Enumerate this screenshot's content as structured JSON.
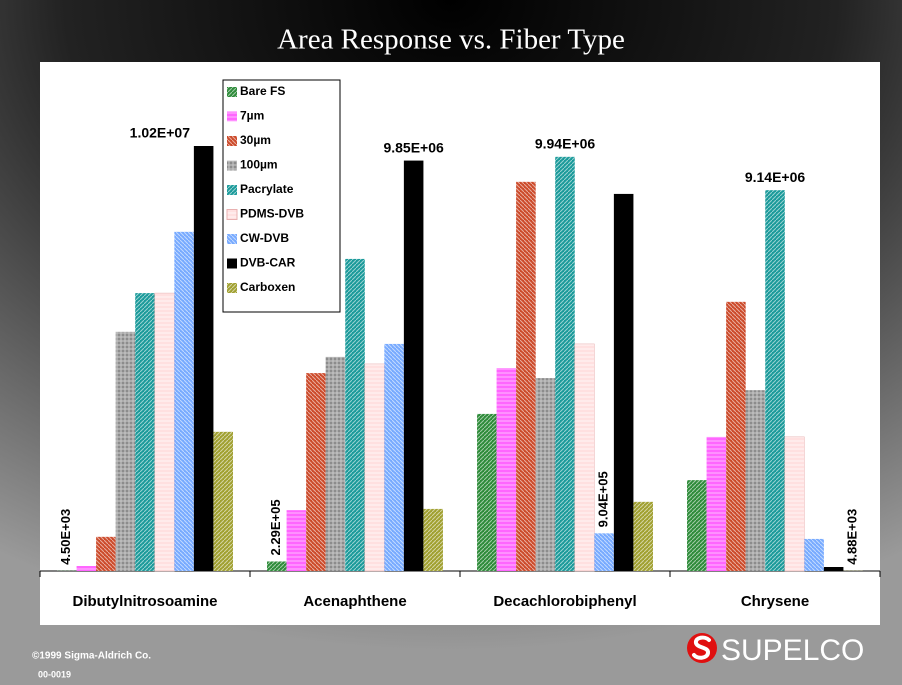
{
  "chart_data": {
    "type": "bar",
    "title": "Area Response vs. Fiber Type",
    "categories": [
      "Dibutylnitrosoamine",
      "Acenaphthene",
      "Decachlorobiphenyl",
      "Chrysene"
    ],
    "series": [
      {
        "name": "Bare FS",
        "color": "#2e8b3a",
        "values": [
          4500,
          229000,
          3770000,
          2180000
        ],
        "value_labels": [
          "4.50E+03",
          "2.29E+05",
          null,
          null
        ]
      },
      {
        "name": "7µm",
        "color": "#ff66ff",
        "values": [
          120000,
          1460000,
          4870000,
          3220000
        ]
      },
      {
        "name": "30µm",
        "color": "#cc4a2a",
        "values": [
          820000,
          4750000,
          9340000,
          6460000
        ]
      },
      {
        "name": "100µm",
        "color": "#8c8c8c",
        "values": [
          5740000,
          5140000,
          4630000,
          4340000
        ]
      },
      {
        "name": "Pacrylate",
        "color": "#1a9a9a",
        "values": [
          6670000,
          7490000,
          9940000,
          9140000
        ],
        "value_labels": [
          null,
          null,
          "9.94E+06",
          "9.14E+06"
        ]
      },
      {
        "name": "PDMS-DVB",
        "color": "#ffe0e0",
        "values": [
          6670000,
          4970000,
          5450000,
          3220000
        ]
      },
      {
        "name": "CW-DVB",
        "color": "#77aaff",
        "values": [
          8140000,
          5450000,
          904000,
          770000
        ],
        "value_labels": [
          null,
          null,
          "9.04E+05",
          null
        ]
      },
      {
        "name": "DVB-CAR",
        "color": "#000000",
        "values": [
          10200000,
          9850000,
          9050000,
          96000
        ],
        "value_labels": [
          "1.02E+07",
          "9.85E+06",
          null,
          null
        ]
      },
      {
        "name": "Carboxen",
        "color": "#a0a030",
        "values": [
          3340000,
          1490000,
          1660000,
          4880
        ],
        "value_labels": [
          null,
          null,
          null,
          "4.88E+03"
        ]
      }
    ],
    "legend": "top-left"
  },
  "footer": {
    "copyright": "©1999 Sigma-Aldrich Co.",
    "code": "00-0019",
    "logo": "SUPELCO"
  }
}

_AIM_. Return each full line of the entries that contains the word "name".

_EXERCISE RESPONSE_.
        "name": "Bare FS",
        "name": "7µm",
        "name": "30µm",
        "name": "100µm",
        "name": "Pacrylate",
        "name": "PDMS-DVB",
        "name": "CW-DVB",
        "name": "DVB-CAR",
        "name": "Carboxen",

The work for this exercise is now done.